◆ Task objective ◆
Count every line that holds the string "JSON", and report the number alone.

= = =

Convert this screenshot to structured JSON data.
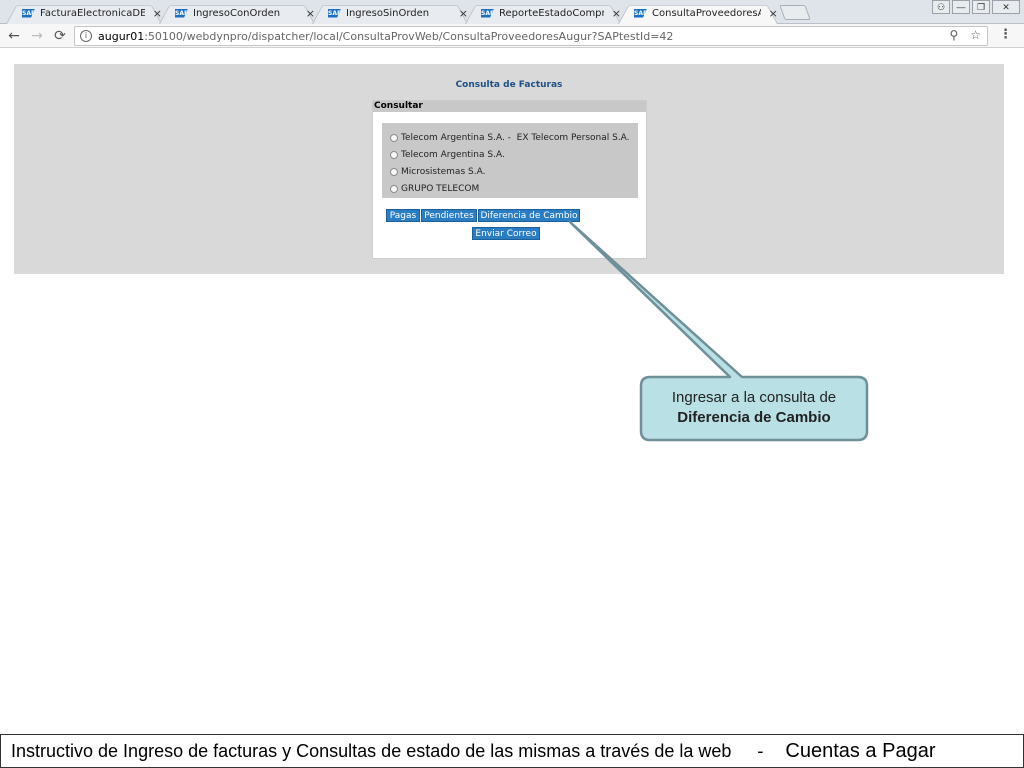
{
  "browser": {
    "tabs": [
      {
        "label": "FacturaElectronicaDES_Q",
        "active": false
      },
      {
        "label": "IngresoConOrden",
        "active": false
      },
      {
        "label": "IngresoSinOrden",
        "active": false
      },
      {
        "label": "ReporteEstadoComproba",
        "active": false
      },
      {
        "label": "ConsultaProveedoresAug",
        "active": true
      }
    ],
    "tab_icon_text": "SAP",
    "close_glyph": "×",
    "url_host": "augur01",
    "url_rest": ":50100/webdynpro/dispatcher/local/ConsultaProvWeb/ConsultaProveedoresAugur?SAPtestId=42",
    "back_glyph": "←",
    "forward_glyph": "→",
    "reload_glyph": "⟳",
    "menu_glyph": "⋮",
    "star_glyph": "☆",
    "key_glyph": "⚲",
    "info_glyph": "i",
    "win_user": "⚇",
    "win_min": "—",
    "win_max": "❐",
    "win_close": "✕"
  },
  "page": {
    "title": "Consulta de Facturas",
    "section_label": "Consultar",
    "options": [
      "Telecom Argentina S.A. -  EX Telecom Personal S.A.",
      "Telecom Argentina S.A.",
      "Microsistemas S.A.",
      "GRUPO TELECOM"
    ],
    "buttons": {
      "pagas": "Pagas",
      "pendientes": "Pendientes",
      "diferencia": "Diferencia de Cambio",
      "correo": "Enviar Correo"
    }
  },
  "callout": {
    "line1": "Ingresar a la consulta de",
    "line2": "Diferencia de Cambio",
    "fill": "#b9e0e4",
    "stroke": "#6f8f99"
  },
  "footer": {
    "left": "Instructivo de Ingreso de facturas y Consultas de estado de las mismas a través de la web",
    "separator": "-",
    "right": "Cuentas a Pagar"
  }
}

= = =

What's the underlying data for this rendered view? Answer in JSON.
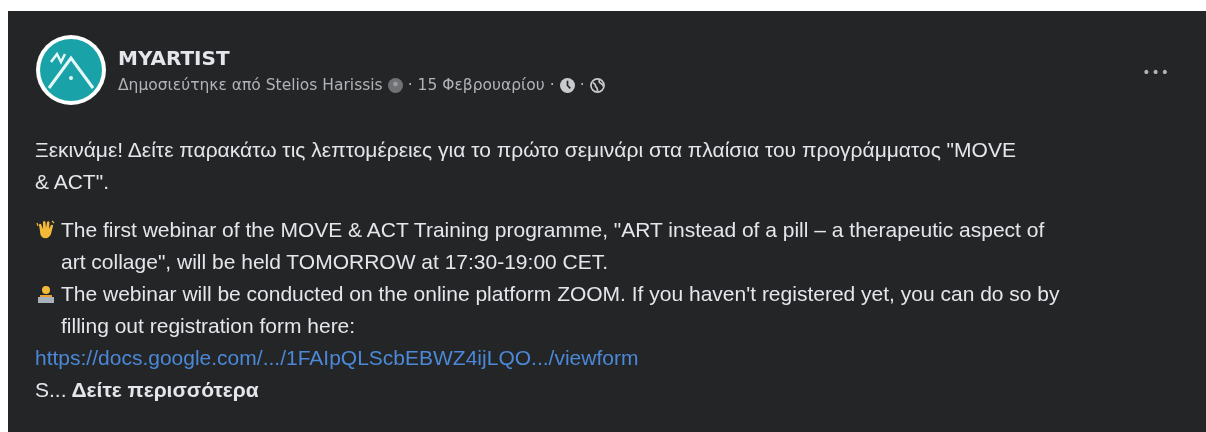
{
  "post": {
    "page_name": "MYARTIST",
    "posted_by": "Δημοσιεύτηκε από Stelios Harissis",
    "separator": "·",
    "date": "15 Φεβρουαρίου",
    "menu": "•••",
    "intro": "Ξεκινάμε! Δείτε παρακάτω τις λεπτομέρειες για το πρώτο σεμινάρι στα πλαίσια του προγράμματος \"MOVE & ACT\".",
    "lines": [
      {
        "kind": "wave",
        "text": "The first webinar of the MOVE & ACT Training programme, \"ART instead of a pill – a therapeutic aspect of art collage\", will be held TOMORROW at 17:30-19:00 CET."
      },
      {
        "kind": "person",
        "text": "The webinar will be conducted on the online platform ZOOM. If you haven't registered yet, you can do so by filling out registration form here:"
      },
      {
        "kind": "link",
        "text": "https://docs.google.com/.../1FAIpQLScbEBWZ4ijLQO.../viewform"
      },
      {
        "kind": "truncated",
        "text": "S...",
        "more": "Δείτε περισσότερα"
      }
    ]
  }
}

= = =

◆ Correct result ◆
2